Short task: Copy out the data below verbatim.

Figure contents as structured data
------------------------------------------------
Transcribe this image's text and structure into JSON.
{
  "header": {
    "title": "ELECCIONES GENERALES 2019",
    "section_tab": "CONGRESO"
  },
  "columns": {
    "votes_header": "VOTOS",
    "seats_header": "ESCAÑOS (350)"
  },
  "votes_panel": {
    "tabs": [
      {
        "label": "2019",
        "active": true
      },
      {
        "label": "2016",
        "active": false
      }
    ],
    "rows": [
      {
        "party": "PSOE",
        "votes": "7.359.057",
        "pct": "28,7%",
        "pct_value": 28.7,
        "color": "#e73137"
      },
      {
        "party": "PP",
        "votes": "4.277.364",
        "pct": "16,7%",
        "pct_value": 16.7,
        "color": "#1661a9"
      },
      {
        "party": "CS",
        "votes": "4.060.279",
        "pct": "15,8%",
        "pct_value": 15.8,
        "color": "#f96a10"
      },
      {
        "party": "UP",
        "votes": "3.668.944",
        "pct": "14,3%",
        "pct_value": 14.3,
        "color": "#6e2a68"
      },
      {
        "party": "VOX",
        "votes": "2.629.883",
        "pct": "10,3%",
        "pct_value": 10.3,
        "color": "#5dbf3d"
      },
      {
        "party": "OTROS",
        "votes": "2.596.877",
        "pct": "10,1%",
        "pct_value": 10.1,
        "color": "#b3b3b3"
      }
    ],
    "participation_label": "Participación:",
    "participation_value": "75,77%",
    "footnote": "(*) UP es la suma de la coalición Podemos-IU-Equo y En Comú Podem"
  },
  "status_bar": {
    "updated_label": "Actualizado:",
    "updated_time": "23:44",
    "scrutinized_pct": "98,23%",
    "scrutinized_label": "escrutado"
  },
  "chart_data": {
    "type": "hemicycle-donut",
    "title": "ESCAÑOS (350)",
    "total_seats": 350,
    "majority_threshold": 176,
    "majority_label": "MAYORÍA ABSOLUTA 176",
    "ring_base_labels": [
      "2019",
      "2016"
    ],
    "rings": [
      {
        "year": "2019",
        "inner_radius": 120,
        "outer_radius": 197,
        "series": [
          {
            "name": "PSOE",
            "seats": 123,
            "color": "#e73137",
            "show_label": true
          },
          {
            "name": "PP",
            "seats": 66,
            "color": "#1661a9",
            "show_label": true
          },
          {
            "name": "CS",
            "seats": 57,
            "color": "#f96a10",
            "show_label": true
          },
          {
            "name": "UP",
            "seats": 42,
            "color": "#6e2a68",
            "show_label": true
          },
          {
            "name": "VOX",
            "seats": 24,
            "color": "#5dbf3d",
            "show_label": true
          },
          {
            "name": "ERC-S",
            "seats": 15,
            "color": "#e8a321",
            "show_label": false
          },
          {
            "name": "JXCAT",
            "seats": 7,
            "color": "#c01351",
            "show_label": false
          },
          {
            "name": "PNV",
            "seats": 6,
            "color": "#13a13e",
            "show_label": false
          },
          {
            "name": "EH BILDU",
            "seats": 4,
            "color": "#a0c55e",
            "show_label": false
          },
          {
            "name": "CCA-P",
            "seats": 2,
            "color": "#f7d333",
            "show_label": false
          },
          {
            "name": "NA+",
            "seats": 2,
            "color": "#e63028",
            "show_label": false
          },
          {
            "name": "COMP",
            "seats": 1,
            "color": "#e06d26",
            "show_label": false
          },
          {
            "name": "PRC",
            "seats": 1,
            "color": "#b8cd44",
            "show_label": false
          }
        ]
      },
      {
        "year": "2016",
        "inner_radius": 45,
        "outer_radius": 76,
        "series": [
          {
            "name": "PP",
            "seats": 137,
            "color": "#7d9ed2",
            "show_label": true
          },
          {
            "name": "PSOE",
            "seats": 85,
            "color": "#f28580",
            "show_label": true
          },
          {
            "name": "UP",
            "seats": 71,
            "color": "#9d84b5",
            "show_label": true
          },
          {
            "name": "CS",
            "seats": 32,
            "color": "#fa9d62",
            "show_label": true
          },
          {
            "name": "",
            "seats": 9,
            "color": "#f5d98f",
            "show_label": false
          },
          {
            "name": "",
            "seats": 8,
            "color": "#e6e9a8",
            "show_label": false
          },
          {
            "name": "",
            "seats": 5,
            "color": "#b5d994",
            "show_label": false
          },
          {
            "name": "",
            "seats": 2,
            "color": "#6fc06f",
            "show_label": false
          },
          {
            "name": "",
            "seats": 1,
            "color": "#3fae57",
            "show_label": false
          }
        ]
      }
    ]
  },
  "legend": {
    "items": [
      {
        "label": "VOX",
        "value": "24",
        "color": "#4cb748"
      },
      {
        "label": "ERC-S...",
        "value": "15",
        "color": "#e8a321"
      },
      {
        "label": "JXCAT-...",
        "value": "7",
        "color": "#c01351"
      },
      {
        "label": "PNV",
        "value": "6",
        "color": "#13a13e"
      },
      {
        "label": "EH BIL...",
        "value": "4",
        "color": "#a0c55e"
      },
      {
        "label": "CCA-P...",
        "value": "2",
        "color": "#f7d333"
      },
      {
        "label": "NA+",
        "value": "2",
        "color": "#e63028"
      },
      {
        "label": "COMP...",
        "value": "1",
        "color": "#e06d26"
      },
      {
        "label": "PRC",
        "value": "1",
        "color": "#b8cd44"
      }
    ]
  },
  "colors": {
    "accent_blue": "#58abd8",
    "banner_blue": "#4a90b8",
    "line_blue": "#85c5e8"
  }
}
------------------------------------------------
Exercise solution:
Transcribe this image's text and structure into JSON.
{
  "header": {
    "title": "ELECCIONES GENERALES 2019",
    "section_tab": "CONGRESO"
  },
  "columns": {
    "votes_header": "VOTOS",
    "seats_header": "ESCAÑOS (350)"
  },
  "votes_panel": {
    "tabs": [
      {
        "label": "2019",
        "active": true
      },
      {
        "label": "2016",
        "active": false
      }
    ],
    "rows": [
      {
        "party": "PSOE",
        "votes": "7.359.057",
        "pct": "28,7%",
        "pct_value": 28.7,
        "color": "#e73137"
      },
      {
        "party": "PP",
        "votes": "4.277.364",
        "pct": "16,7%",
        "pct_value": 16.7,
        "color": "#1661a9"
      },
      {
        "party": "CS",
        "votes": "4.060.279",
        "pct": "15,8%",
        "pct_value": 15.8,
        "color": "#f96a10"
      },
      {
        "party": "UP",
        "votes": "3.668.944",
        "pct": "14,3%",
        "pct_value": 14.3,
        "color": "#6e2a68"
      },
      {
        "party": "VOX",
        "votes": "2.629.883",
        "pct": "10,3%",
        "pct_value": 10.3,
        "color": "#5dbf3d"
      },
      {
        "party": "OTROS",
        "votes": "2.596.877",
        "pct": "10,1%",
        "pct_value": 10.1,
        "color": "#b3b3b3"
      }
    ],
    "participation_label": "Participación:",
    "participation_value": "75,77%",
    "footnote": "(*) UP es la suma de la coalición Podemos-IU-Equo y En Comú Podem"
  },
  "status_bar": {
    "updated_label": "Actualizado:",
    "updated_time": "23:44",
    "scrutinized_pct": "98,23%",
    "scrutinized_label": "escrutado"
  },
  "chart_data": {
    "type": "hemicycle-donut",
    "title": "ESCAÑOS (350)",
    "total_seats": 350,
    "majority_threshold": 176,
    "majority_label": "MAYORÍA ABSOLUTA 176",
    "ring_base_labels": [
      "2019",
      "2016"
    ],
    "rings": [
      {
        "year": "2019",
        "inner_radius": 120,
        "outer_radius": 197,
        "series": [
          {
            "name": "PSOE",
            "seats": 123,
            "color": "#e73137",
            "show_label": true
          },
          {
            "name": "PP",
            "seats": 66,
            "color": "#1661a9",
            "show_label": true
          },
          {
            "name": "CS",
            "seats": 57,
            "color": "#f96a10",
            "show_label": true
          },
          {
            "name": "UP",
            "seats": 42,
            "color": "#6e2a68",
            "show_label": true
          },
          {
            "name": "VOX",
            "seats": 24,
            "color": "#5dbf3d",
            "show_label": true
          },
          {
            "name": "ERC-S",
            "seats": 15,
            "color": "#e8a321",
            "show_label": false
          },
          {
            "name": "JXCAT",
            "seats": 7,
            "color": "#c01351",
            "show_label": false
          },
          {
            "name": "PNV",
            "seats": 6,
            "color": "#13a13e",
            "show_label": false
          },
          {
            "name": "EH BILDU",
            "seats": 4,
            "color": "#a0c55e",
            "show_label": false
          },
          {
            "name": "CCA-P",
            "seats": 2,
            "color": "#f7d333",
            "show_label": false
          },
          {
            "name": "NA+",
            "seats": 2,
            "color": "#e63028",
            "show_label": false
          },
          {
            "name": "COMP",
            "seats": 1,
            "color": "#e06d26",
            "show_label": false
          },
          {
            "name": "PRC",
            "seats": 1,
            "color": "#b8cd44",
            "show_label": false
          }
        ]
      },
      {
        "year": "2016",
        "inner_radius": 45,
        "outer_radius": 76,
        "series": [
          {
            "name": "PP",
            "seats": 137,
            "color": "#7d9ed2",
            "show_label": true
          },
          {
            "name": "PSOE",
            "seats": 85,
            "color": "#f28580",
            "show_label": true
          },
          {
            "name": "UP",
            "seats": 71,
            "color": "#9d84b5",
            "show_label": true
          },
          {
            "name": "CS",
            "seats": 32,
            "color": "#fa9d62",
            "show_label": true
          },
          {
            "name": "",
            "seats": 9,
            "color": "#f5d98f",
            "show_label": false
          },
          {
            "name": "",
            "seats": 8,
            "color": "#e6e9a8",
            "show_label": false
          },
          {
            "name": "",
            "seats": 5,
            "color": "#b5d994",
            "show_label": false
          },
          {
            "name": "",
            "seats": 2,
            "color": "#6fc06f",
            "show_label": false
          },
          {
            "name": "",
            "seats": 1,
            "color": "#3fae57",
            "show_label": false
          }
        ]
      }
    ]
  },
  "legend": {
    "items": [
      {
        "label": "VOX",
        "value": "24",
        "color": "#4cb748"
      },
      {
        "label": "ERC-S...",
        "value": "15",
        "color": "#e8a321"
      },
      {
        "label": "JXCAT-...",
        "value": "7",
        "color": "#c01351"
      },
      {
        "label": "PNV",
        "value": "6",
        "color": "#13a13e"
      },
      {
        "label": "EH BIL...",
        "value": "4",
        "color": "#a0c55e"
      },
      {
        "label": "CCA-P...",
        "value": "2",
        "color": "#f7d333"
      },
      {
        "label": "NA+",
        "value": "2",
        "color": "#e63028"
      },
      {
        "label": "COMP...",
        "value": "1",
        "color": "#e06d26"
      },
      {
        "label": "PRC",
        "value": "1",
        "color": "#b8cd44"
      }
    ]
  },
  "colors": {
    "accent_blue": "#58abd8",
    "banner_blue": "#4a90b8",
    "line_blue": "#85c5e8"
  }
}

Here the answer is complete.